Figure content listings

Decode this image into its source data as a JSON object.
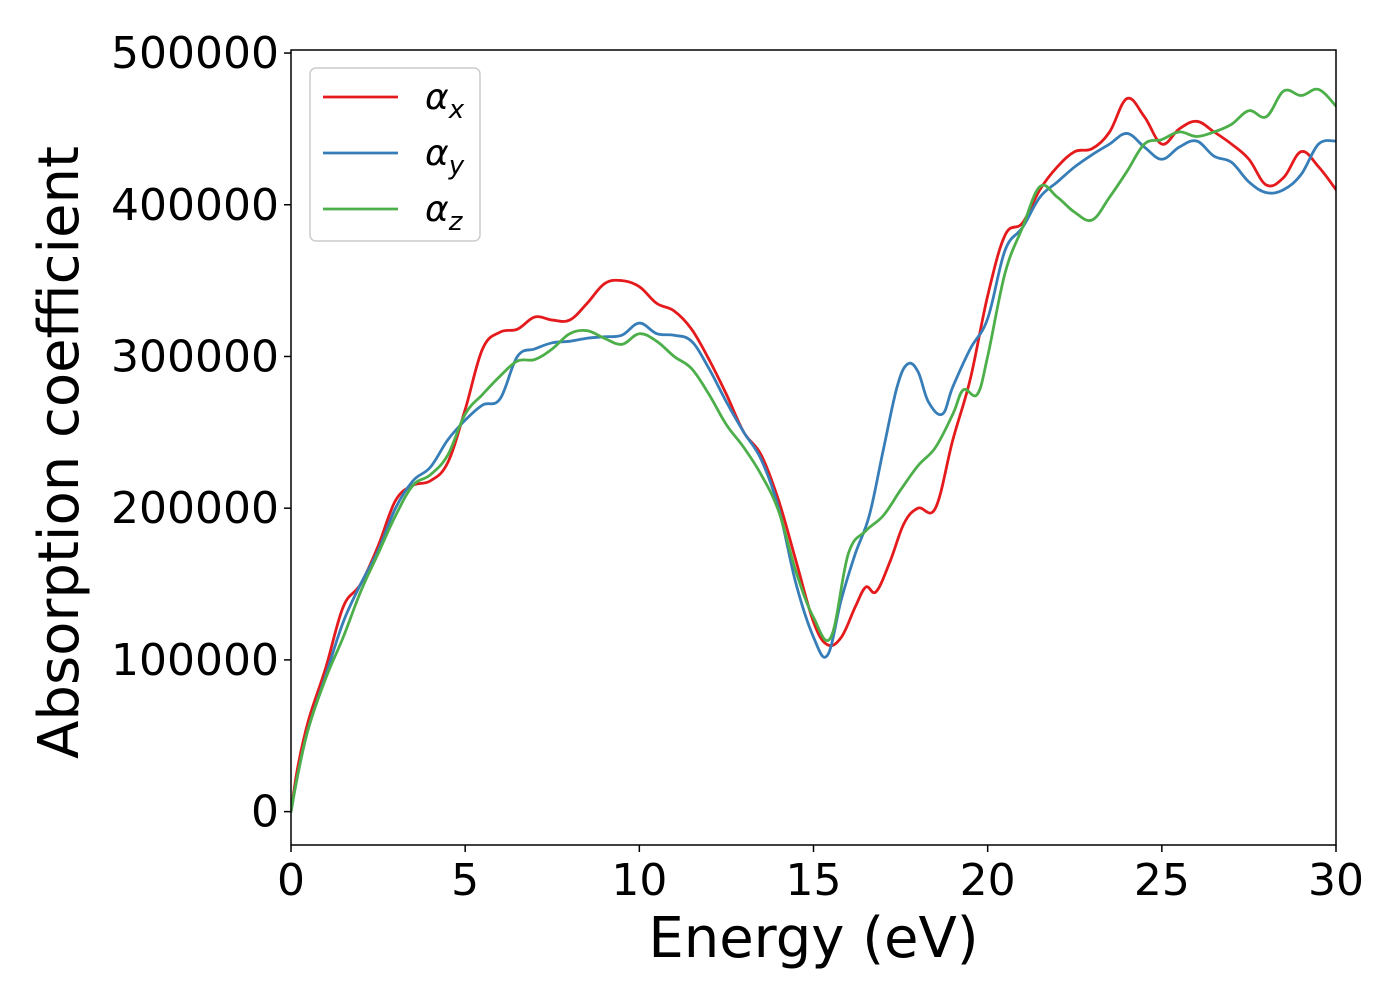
{
  "chart_data": {
    "type": "line",
    "xlabel": "Energy (eV)",
    "ylabel": "Absorption coefficient",
    "xlim": [
      0,
      30
    ],
    "ylim": [
      -22000,
      502000
    ],
    "xticks": [
      0,
      5,
      10,
      15,
      20,
      25,
      30
    ],
    "yticks": [
      0,
      100000,
      200000,
      300000,
      400000,
      500000
    ],
    "xtick_labels": [
      "0",
      "5",
      "10",
      "15",
      "20",
      "25",
      "30"
    ],
    "ytick_labels": [
      "0",
      "100000",
      "200000",
      "300000",
      "400000",
      "500000"
    ],
    "grid": false,
    "legend_position": "top-left",
    "series": [
      {
        "name": "α_x",
        "legend_base": "α",
        "legend_sub": "x",
        "color": "#e41a1c",
        "x": [
          0,
          0.2,
          0.5,
          1.0,
          1.5,
          2.0,
          2.5,
          3.0,
          3.5,
          4.0,
          4.5,
          5.0,
          5.5,
          6.0,
          6.5,
          7.0,
          7.5,
          8.0,
          8.5,
          9.0,
          9.5,
          10.0,
          10.5,
          11.0,
          11.5,
          12.0,
          12.5,
          13.0,
          13.5,
          14.0,
          14.5,
          15.0,
          15.4,
          15.8,
          16.2,
          16.5,
          16.8,
          17.2,
          17.6,
          18.0,
          18.5,
          19.0,
          19.5,
          20.0,
          20.5,
          21.0,
          21.5,
          22.0,
          22.5,
          23.0,
          23.5,
          24.0,
          24.5,
          25.0,
          25.5,
          26.0,
          26.5,
          27.0,
          27.5,
          28.0,
          28.5,
          29.0,
          29.5,
          30.0
        ],
        "y": [
          0,
          30000,
          60000,
          95000,
          135000,
          150000,
          175000,
          205000,
          215000,
          218000,
          230000,
          265000,
          305000,
          316000,
          318000,
          326000,
          324000,
          324000,
          335000,
          348000,
          350000,
          346000,
          335000,
          330000,
          318000,
          298000,
          275000,
          250000,
          235000,
          205000,
          165000,
          125000,
          110000,
          115000,
          135000,
          148000,
          145000,
          165000,
          190000,
          200000,
          200000,
          245000,
          285000,
          340000,
          380000,
          388000,
          410000,
          425000,
          435000,
          437000,
          448000,
          470000,
          458000,
          440000,
          450000,
          455000,
          448000,
          440000,
          430000,
          413000,
          418000,
          435000,
          425000,
          410000
        ]
      },
      {
        "name": "α_y",
        "legend_base": "α",
        "legend_sub": "y",
        "color": "#377eb8",
        "x": [
          0,
          0.2,
          0.5,
          1.0,
          1.5,
          2.0,
          2.5,
          3.0,
          3.5,
          4.0,
          4.5,
          5.0,
          5.5,
          6.0,
          6.5,
          7.0,
          7.5,
          8.0,
          8.5,
          9.0,
          9.5,
          10.0,
          10.5,
          11.0,
          11.5,
          12.0,
          12.5,
          13.0,
          13.5,
          14.0,
          14.5,
          15.0,
          15.4,
          15.8,
          16.2,
          16.6,
          17.0,
          17.4,
          17.7,
          18.0,
          18.3,
          18.7,
          19.0,
          19.5,
          20.0,
          20.5,
          21.0,
          21.5,
          22.0,
          22.5,
          23.0,
          23.5,
          24.0,
          24.5,
          25.0,
          25.5,
          26.0,
          26.5,
          27.0,
          27.5,
          28.0,
          28.5,
          29.0,
          29.5,
          30.0
        ],
        "y": [
          0,
          25000,
          55000,
          90000,
          125000,
          150000,
          172000,
          200000,
          218000,
          227000,
          245000,
          258000,
          268000,
          272000,
          300000,
          305000,
          309000,
          310000,
          312000,
          313000,
          314000,
          322000,
          315000,
          314000,
          310000,
          292000,
          270000,
          250000,
          232000,
          200000,
          150000,
          115000,
          103000,
          140000,
          170000,
          195000,
          238000,
          280000,
          295000,
          290000,
          270000,
          262000,
          280000,
          305000,
          325000,
          370000,
          385000,
          405000,
          415000,
          425000,
          433000,
          440000,
          447000,
          438000,
          430000,
          438000,
          442000,
          432000,
          428000,
          415000,
          408000,
          410000,
          420000,
          440000,
          442000
        ]
      },
      {
        "name": "α_z",
        "legend_base": "α",
        "legend_sub": "z",
        "color": "#4daf4a",
        "x": [
          0,
          0.2,
          0.5,
          1.0,
          1.5,
          2.0,
          2.5,
          3.0,
          3.5,
          4.0,
          4.5,
          5.0,
          5.5,
          6.0,
          6.5,
          7.0,
          7.5,
          8.0,
          8.5,
          9.0,
          9.5,
          10.0,
          10.5,
          11.0,
          11.5,
          12.0,
          12.5,
          13.0,
          13.5,
          14.0,
          14.5,
          15.0,
          15.5,
          16.0,
          16.5,
          17.0,
          17.5,
          18.0,
          18.5,
          19.0,
          19.3,
          19.7,
          20.0,
          20.5,
          21.0,
          21.5,
          22.0,
          22.5,
          23.0,
          23.5,
          24.0,
          24.5,
          25.0,
          25.5,
          26.0,
          26.5,
          27.0,
          27.5,
          28.0,
          28.5,
          29.0,
          29.5,
          30.0
        ],
        "y": [
          0,
          25000,
          55000,
          88000,
          115000,
          145000,
          170000,
          195000,
          215000,
          222000,
          235000,
          262000,
          275000,
          287000,
          297000,
          298000,
          305000,
          315000,
          317000,
          312000,
          308000,
          315000,
          310000,
          300000,
          292000,
          275000,
          255000,
          240000,
          222000,
          198000,
          158000,
          128000,
          115000,
          170000,
          185000,
          195000,
          212000,
          228000,
          240000,
          262000,
          278000,
          275000,
          300000,
          355000,
          385000,
          412000,
          405000,
          395000,
          390000,
          405000,
          422000,
          440000,
          443000,
          448000,
          445000,
          448000,
          453000,
          462000,
          458000,
          475000,
          472000,
          476000,
          465000
        ]
      }
    ]
  }
}
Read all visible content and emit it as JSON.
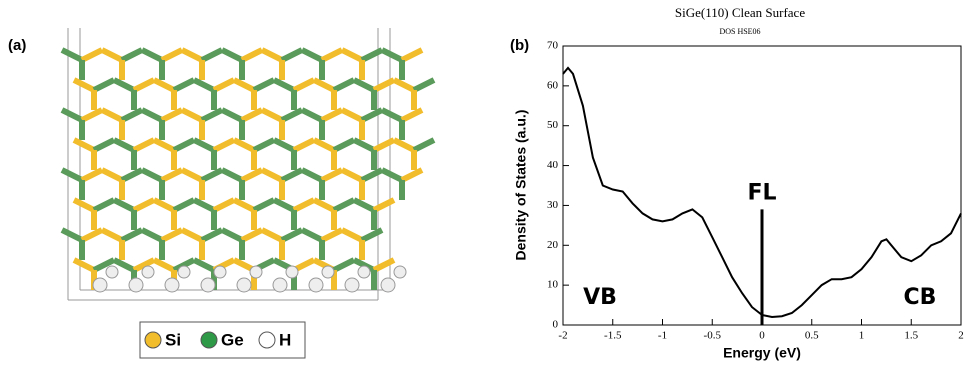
{
  "panel_a": {
    "label": "(a)",
    "legend": [
      "Si",
      "Ge",
      "H"
    ]
  },
  "chart_data": {
    "type": "line",
    "panel_label": "(b)",
    "title": "SiGe(110) Clean Surface",
    "subtitle": "DOS HSE06",
    "x_label": "Energy (eV)",
    "y_label": "Density of States (a.u.)",
    "x": [
      -2,
      -1.95,
      -1.9,
      -1.8,
      -1.7,
      -1.6,
      -1.5,
      -1.4,
      -1.3,
      -1.2,
      -1.1,
      -1.0,
      -0.9,
      -0.8,
      -0.7,
      -0.6,
      -0.5,
      -0.4,
      -0.3,
      -0.2,
      -0.1,
      0,
      0.1,
      0.2,
      0.3,
      0.4,
      0.5,
      0.6,
      0.7,
      0.8,
      0.9,
      1.0,
      1.1,
      1.2,
      1.25,
      1.3,
      1.4,
      1.5,
      1.6,
      1.7,
      1.8,
      1.9,
      2.0
    ],
    "values": [
      63,
      64.5,
      63,
      55,
      42,
      35,
      34,
      33.5,
      30.5,
      28,
      26.5,
      26,
      26.5,
      28,
      29,
      27,
      22,
      17,
      12,
      8,
      4.5,
      2.5,
      2,
      2.2,
      3,
      5,
      7.5,
      10,
      11.5,
      11.5,
      12,
      14,
      17,
      21,
      21.5,
      20,
      17,
      16,
      17.5,
      20,
      21,
      23,
      28
    ],
    "color": "#000000",
    "xlim": [
      -2,
      2
    ],
    "xticks": [
      -2,
      -1.5,
      -1,
      -0.5,
      0,
      0.5,
      1,
      1.5,
      2
    ],
    "ylim": [
      0,
      70
    ],
    "yticks": [
      0,
      10,
      20,
      30,
      40,
      50,
      60,
      70
    ],
    "marker": {
      "label": "FL",
      "x": 0,
      "y": 29
    },
    "annotations": [
      "VB",
      "CB"
    ]
  }
}
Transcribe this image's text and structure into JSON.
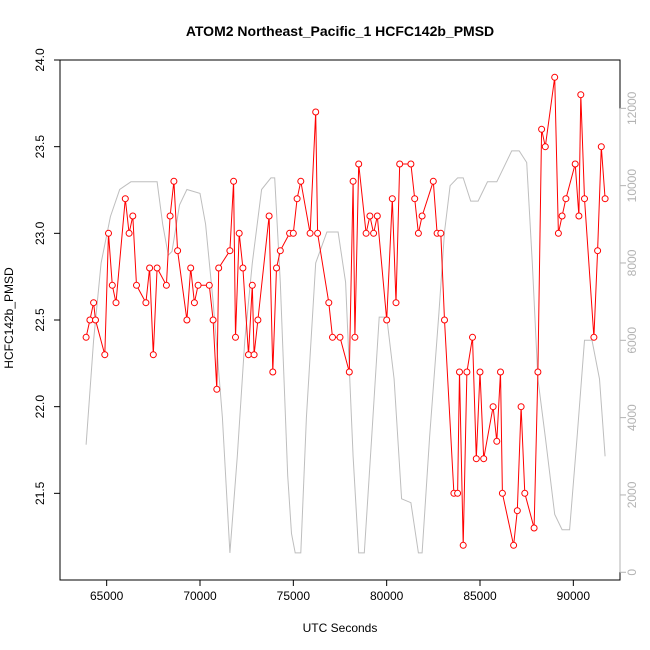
{
  "chart_data": {
    "type": "line",
    "title": "ATOM2 Northeast_Pacific_1 HCFC142b_PMSD",
    "xlabel": "UTC Seconds",
    "ylabel": "HCFC142b_PMSD",
    "xlim": [
      62500,
      92500
    ],
    "ylim": [
      21.0,
      24.0
    ],
    "ylim_right": [
      -200,
      13250
    ],
    "x_ticks": [
      65000,
      70000,
      75000,
      80000,
      85000,
      90000
    ],
    "y_ticks": [
      21.5,
      22.0,
      22.5,
      23.0,
      23.5,
      24.0
    ],
    "y_ticks_right": [
      0,
      2000,
      4000,
      6000,
      8000,
      10000,
      12000
    ],
    "grid": false,
    "series": [
      {
        "color": "#ff0000",
        "axis": "left",
        "markers": "open-circle",
        "points": [
          [
            63900,
            22.4
          ],
          [
            64100,
            22.5
          ],
          [
            64300,
            22.6
          ],
          [
            64400,
            22.5
          ],
          [
            64900,
            22.3
          ],
          [
            65100,
            23.0
          ],
          [
            65300,
            22.7
          ],
          [
            65500,
            22.6
          ],
          [
            66000,
            23.2
          ],
          [
            66200,
            23.0
          ],
          [
            66400,
            23.1
          ],
          [
            66600,
            22.7
          ],
          [
            67100,
            22.6
          ],
          [
            67300,
            22.8
          ],
          [
            67500,
            22.3
          ],
          [
            67700,
            22.8
          ],
          [
            68200,
            22.7
          ],
          [
            68400,
            23.1
          ],
          [
            68600,
            23.3
          ],
          [
            68800,
            22.9
          ],
          [
            69300,
            22.5
          ],
          [
            69500,
            22.8
          ],
          [
            69700,
            22.6
          ],
          [
            69900,
            22.7
          ],
          [
            70500,
            22.7
          ],
          [
            70700,
            22.5
          ],
          [
            70900,
            22.1
          ],
          [
            71000,
            22.8
          ],
          [
            71600,
            22.9
          ],
          [
            71800,
            23.3
          ],
          [
            71900,
            22.4
          ],
          [
            72100,
            23.0
          ],
          [
            72300,
            22.8
          ],
          [
            72600,
            22.3
          ],
          [
            72800,
            22.7
          ],
          [
            72900,
            22.3
          ],
          [
            73100,
            22.5
          ],
          [
            73700,
            23.1
          ],
          [
            73900,
            22.2
          ],
          [
            74100,
            22.8
          ],
          [
            74300,
            22.9
          ],
          [
            74800,
            23.0
          ],
          [
            75000,
            23.0
          ],
          [
            75200,
            23.2
          ],
          [
            75400,
            23.3
          ],
          [
            75900,
            23.0
          ],
          [
            76200,
            23.7
          ],
          [
            76300,
            23.0
          ],
          [
            76900,
            22.6
          ],
          [
            77100,
            22.4
          ],
          [
            77500,
            22.4
          ],
          [
            78000,
            22.2
          ],
          [
            78200,
            23.3
          ],
          [
            78300,
            22.4
          ],
          [
            78500,
            23.4
          ],
          [
            78900,
            23.0
          ],
          [
            79100,
            23.1
          ],
          [
            79300,
            23.0
          ],
          [
            79500,
            23.1
          ],
          [
            80000,
            22.5
          ],
          [
            80300,
            23.2
          ],
          [
            80500,
            22.6
          ],
          [
            80700,
            23.4
          ],
          [
            81300,
            23.4
          ],
          [
            81500,
            23.2
          ],
          [
            81700,
            23.0
          ],
          [
            81900,
            23.1
          ],
          [
            82500,
            23.3
          ],
          [
            82700,
            23.0
          ],
          [
            82900,
            23.0
          ],
          [
            83100,
            22.5
          ],
          [
            83600,
            21.5
          ],
          [
            83800,
            21.5
          ],
          [
            83900,
            22.2
          ],
          [
            84100,
            21.2
          ],
          [
            84300,
            22.2
          ],
          [
            84600,
            22.4
          ],
          [
            84800,
            21.7
          ],
          [
            85000,
            22.2
          ],
          [
            85200,
            21.7
          ],
          [
            85700,
            22.0
          ],
          [
            85900,
            21.8
          ],
          [
            86100,
            22.2
          ],
          [
            86200,
            21.5
          ],
          [
            86800,
            21.2
          ],
          [
            87000,
            21.4
          ],
          [
            87200,
            22.0
          ],
          [
            87400,
            21.5
          ],
          [
            87900,
            21.3
          ],
          [
            88100,
            22.2
          ],
          [
            88300,
            23.6
          ],
          [
            88500,
            23.5
          ],
          [
            89000,
            23.9
          ],
          [
            89200,
            23.0
          ],
          [
            89400,
            23.1
          ],
          [
            89600,
            23.2
          ],
          [
            90100,
            23.4
          ],
          [
            90300,
            23.1
          ],
          [
            90400,
            23.8
          ],
          [
            90600,
            23.2
          ],
          [
            91100,
            22.4
          ],
          [
            91300,
            22.9
          ],
          [
            91500,
            23.5
          ],
          [
            91700,
            23.2
          ]
        ]
      },
      {
        "color": "#bebebe",
        "axis": "right",
        "markers": "none",
        "points": [
          [
            63900,
            3300
          ],
          [
            64300,
            6000
          ],
          [
            64700,
            8000
          ],
          [
            65200,
            9200
          ],
          [
            65700,
            9900
          ],
          [
            66300,
            10100
          ],
          [
            67700,
            10100
          ],
          [
            68000,
            9000
          ],
          [
            68300,
            8200
          ],
          [
            68500,
            8300
          ],
          [
            68900,
            9500
          ],
          [
            69300,
            9900
          ],
          [
            70000,
            9800
          ],
          [
            70300,
            9000
          ],
          [
            70700,
            7000
          ],
          [
            71200,
            4000
          ],
          [
            71600,
            500
          ],
          [
            72000,
            3000
          ],
          [
            72400,
            6000
          ],
          [
            72800,
            8000
          ],
          [
            73300,
            9900
          ],
          [
            73800,
            10200
          ],
          [
            74000,
            10200
          ],
          [
            74300,
            7500
          ],
          [
            74700,
            2500
          ],
          [
            74900,
            1000
          ],
          [
            75100,
            500
          ],
          [
            75400,
            500
          ],
          [
            75700,
            4000
          ],
          [
            76200,
            8000
          ],
          [
            76800,
            8800
          ],
          [
            77400,
            8800
          ],
          [
            77800,
            7500
          ],
          [
            78200,
            3000
          ],
          [
            78500,
            500
          ],
          [
            78800,
            500
          ],
          [
            79200,
            3500
          ],
          [
            79600,
            6600
          ],
          [
            80000,
            6600
          ],
          [
            80400,
            5000
          ],
          [
            80800,
            1900
          ],
          [
            81300,
            1800
          ],
          [
            81700,
            500
          ],
          [
            81900,
            500
          ],
          [
            82300,
            3500
          ],
          [
            82800,
            6700
          ],
          [
            83100,
            8800
          ],
          [
            83400,
            10000
          ],
          [
            83800,
            10200
          ],
          [
            84100,
            10200
          ],
          [
            84500,
            9600
          ],
          [
            84900,
            9600
          ],
          [
            85400,
            10100
          ],
          [
            85900,
            10100
          ],
          [
            86300,
            10500
          ],
          [
            86700,
            10900
          ],
          [
            87100,
            10900
          ],
          [
            87500,
            10600
          ],
          [
            87800,
            8000
          ],
          [
            88100,
            5000
          ],
          [
            88500,
            3500
          ],
          [
            89000,
            1500
          ],
          [
            89400,
            1100
          ],
          [
            89800,
            1100
          ],
          [
            90200,
            3500
          ],
          [
            90600,
            6000
          ],
          [
            91000,
            6000
          ],
          [
            91400,
            5000
          ],
          [
            91700,
            3000
          ]
        ]
      }
    ]
  }
}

## GIVEN REQUEST
Reply with one number only, the count of lines above that hold the string "color".

## THE RESPONSE
6